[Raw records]

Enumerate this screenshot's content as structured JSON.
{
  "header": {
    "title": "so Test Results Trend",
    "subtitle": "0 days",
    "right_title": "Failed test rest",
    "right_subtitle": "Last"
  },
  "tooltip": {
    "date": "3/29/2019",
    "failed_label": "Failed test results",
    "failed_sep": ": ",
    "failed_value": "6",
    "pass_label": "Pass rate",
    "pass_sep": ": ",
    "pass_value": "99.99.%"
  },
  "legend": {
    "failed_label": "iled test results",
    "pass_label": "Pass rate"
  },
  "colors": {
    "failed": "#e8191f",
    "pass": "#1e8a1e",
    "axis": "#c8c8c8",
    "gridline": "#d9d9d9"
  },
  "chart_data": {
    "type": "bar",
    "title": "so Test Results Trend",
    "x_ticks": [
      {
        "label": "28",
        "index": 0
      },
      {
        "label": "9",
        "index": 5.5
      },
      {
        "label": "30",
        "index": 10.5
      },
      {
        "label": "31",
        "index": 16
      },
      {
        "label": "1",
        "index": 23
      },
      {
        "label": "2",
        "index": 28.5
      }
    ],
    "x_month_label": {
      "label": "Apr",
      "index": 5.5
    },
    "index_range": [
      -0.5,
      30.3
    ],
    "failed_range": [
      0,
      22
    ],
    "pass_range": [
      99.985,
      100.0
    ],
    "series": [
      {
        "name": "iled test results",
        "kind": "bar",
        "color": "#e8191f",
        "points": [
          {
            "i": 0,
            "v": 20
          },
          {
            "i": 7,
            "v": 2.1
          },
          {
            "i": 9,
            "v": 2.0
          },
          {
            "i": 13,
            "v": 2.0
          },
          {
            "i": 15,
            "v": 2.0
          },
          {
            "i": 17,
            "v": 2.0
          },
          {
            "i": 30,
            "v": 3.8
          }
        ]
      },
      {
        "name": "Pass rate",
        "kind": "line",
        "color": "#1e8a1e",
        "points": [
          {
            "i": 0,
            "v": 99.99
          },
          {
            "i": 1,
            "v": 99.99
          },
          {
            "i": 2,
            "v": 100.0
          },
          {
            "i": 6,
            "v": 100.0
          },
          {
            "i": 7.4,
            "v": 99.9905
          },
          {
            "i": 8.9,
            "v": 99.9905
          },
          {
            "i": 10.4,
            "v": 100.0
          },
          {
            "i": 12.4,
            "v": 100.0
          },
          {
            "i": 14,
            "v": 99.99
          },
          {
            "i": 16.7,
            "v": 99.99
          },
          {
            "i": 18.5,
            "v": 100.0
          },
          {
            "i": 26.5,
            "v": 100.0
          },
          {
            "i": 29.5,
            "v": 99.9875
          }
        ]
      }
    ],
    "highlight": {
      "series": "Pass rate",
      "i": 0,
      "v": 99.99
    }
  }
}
--
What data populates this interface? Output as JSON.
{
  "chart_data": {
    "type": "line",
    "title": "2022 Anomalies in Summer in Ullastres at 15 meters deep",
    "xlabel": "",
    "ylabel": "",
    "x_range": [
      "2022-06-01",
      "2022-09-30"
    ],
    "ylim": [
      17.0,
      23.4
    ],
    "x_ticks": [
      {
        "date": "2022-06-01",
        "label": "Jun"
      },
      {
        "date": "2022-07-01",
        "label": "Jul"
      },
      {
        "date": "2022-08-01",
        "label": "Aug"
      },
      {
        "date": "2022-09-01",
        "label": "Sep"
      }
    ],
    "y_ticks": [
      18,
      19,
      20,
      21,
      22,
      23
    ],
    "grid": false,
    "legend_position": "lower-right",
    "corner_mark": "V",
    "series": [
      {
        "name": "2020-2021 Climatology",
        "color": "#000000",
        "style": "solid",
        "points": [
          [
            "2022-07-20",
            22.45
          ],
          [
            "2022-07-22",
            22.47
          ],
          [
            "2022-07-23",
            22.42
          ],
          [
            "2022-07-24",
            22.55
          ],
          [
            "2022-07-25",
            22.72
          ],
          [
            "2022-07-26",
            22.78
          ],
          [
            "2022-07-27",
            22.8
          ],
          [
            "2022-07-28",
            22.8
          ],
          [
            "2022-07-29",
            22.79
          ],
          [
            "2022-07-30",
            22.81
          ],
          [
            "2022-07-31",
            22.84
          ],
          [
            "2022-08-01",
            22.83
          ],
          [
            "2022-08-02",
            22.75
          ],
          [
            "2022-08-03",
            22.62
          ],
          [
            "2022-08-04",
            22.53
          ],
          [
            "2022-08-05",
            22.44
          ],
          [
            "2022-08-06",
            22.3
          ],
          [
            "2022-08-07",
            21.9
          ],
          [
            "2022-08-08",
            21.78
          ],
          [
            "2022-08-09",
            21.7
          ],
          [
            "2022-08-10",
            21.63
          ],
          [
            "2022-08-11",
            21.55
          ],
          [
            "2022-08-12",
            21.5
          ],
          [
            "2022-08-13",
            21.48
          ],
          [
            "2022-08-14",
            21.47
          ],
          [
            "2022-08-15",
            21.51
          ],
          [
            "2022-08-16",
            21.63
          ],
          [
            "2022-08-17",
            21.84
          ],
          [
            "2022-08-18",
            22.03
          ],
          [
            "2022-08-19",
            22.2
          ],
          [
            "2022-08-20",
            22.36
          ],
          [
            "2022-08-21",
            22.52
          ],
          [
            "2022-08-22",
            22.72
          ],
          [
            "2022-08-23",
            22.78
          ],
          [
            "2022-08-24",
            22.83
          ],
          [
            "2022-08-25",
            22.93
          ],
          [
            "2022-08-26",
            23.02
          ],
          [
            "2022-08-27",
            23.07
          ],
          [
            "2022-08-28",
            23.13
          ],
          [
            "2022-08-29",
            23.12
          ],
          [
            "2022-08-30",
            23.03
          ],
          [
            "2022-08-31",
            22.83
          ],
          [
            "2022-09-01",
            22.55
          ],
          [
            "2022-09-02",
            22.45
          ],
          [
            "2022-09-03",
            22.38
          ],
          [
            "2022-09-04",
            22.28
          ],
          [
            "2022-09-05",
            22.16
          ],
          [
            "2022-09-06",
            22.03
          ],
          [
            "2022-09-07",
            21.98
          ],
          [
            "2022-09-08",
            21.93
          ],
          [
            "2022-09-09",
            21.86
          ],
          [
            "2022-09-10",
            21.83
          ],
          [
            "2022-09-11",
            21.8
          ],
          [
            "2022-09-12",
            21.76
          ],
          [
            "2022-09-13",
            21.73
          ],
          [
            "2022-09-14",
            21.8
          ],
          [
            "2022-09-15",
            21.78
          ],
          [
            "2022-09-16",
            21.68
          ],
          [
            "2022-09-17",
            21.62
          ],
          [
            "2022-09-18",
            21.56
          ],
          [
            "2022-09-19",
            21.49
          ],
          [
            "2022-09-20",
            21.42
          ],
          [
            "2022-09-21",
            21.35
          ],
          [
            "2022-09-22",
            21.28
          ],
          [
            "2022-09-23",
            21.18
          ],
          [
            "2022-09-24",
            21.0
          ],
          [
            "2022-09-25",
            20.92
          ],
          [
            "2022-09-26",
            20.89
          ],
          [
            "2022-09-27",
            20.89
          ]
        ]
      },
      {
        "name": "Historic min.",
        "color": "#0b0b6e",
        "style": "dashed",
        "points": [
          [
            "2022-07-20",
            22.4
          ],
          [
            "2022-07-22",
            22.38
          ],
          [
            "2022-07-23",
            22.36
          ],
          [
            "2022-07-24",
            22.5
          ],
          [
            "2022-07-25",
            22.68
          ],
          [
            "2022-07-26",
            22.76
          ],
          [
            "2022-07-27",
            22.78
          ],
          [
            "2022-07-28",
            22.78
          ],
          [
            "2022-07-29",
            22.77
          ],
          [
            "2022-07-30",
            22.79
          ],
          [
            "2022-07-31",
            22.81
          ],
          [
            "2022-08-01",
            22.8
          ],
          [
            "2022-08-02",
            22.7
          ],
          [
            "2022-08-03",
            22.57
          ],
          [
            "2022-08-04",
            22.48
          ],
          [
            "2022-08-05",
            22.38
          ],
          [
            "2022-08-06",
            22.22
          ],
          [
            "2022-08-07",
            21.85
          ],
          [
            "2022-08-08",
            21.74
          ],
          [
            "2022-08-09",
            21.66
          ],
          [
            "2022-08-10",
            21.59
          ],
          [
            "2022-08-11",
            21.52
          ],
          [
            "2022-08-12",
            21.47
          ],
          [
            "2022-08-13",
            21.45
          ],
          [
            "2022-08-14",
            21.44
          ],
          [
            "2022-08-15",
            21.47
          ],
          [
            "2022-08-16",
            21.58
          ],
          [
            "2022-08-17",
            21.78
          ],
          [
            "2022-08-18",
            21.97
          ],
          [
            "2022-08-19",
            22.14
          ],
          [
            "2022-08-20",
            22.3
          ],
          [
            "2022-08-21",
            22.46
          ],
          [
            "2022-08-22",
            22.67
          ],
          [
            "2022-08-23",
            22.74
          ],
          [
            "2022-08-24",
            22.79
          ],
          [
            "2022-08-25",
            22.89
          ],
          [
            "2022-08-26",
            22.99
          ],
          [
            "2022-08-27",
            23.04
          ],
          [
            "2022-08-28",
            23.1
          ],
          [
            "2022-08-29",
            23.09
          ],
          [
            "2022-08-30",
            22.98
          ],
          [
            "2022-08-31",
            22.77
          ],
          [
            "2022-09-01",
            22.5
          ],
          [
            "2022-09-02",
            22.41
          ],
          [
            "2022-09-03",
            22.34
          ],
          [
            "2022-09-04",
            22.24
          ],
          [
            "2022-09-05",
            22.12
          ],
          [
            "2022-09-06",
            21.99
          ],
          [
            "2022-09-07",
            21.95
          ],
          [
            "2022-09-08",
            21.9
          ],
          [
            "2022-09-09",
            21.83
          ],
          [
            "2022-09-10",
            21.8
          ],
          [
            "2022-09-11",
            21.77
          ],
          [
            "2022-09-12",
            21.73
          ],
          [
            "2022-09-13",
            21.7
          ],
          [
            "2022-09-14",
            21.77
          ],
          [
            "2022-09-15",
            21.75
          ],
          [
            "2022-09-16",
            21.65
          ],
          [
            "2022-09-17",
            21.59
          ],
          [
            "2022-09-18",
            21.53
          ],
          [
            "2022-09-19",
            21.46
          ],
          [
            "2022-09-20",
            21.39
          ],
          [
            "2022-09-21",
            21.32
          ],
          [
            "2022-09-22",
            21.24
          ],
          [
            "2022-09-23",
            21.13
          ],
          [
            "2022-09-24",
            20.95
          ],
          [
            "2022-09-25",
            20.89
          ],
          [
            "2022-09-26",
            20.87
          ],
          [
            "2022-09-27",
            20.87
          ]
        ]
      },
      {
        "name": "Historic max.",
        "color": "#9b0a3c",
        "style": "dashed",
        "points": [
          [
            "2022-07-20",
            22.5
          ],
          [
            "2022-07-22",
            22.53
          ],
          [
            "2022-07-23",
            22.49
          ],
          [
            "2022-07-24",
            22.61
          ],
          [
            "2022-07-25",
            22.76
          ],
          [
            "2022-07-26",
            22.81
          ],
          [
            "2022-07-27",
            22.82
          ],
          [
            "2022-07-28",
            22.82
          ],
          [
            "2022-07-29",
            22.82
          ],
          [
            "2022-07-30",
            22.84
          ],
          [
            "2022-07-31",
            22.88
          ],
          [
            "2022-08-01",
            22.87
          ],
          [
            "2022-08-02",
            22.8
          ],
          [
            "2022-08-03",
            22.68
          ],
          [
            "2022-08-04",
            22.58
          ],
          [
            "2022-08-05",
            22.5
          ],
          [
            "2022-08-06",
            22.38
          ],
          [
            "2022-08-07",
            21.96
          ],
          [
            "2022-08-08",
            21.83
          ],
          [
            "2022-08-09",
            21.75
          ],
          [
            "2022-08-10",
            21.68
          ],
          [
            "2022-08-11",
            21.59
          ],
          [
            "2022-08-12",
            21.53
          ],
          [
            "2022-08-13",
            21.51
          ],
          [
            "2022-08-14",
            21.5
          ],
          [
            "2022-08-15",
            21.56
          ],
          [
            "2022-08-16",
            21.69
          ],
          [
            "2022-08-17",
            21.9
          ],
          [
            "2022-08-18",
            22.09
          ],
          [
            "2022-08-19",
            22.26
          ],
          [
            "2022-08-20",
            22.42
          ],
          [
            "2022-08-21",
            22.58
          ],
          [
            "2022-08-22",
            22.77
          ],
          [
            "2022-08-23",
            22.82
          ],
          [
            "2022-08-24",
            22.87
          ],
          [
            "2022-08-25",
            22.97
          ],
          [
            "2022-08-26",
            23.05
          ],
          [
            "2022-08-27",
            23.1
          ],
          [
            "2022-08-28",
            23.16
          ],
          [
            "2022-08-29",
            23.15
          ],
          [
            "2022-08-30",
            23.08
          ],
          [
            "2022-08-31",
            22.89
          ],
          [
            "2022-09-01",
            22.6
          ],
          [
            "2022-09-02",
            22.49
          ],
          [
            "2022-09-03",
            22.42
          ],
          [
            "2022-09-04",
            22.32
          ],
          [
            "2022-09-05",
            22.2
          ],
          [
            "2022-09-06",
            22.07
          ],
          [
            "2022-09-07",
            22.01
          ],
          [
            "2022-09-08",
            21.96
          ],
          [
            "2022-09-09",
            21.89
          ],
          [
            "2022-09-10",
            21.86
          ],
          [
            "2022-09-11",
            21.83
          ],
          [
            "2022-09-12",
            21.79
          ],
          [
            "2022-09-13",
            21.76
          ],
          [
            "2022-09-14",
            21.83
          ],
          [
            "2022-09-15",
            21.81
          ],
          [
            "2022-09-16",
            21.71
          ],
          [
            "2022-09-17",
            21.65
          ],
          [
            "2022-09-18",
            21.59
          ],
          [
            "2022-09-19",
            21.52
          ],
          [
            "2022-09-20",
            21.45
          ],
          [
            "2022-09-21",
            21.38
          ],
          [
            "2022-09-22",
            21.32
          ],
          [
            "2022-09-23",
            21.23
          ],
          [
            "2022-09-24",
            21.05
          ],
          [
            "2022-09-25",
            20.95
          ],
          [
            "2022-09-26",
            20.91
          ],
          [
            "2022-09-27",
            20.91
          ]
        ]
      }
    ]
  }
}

*What is asked*
Write only the number of lines in the records that include the word "name".

*Full answer*
5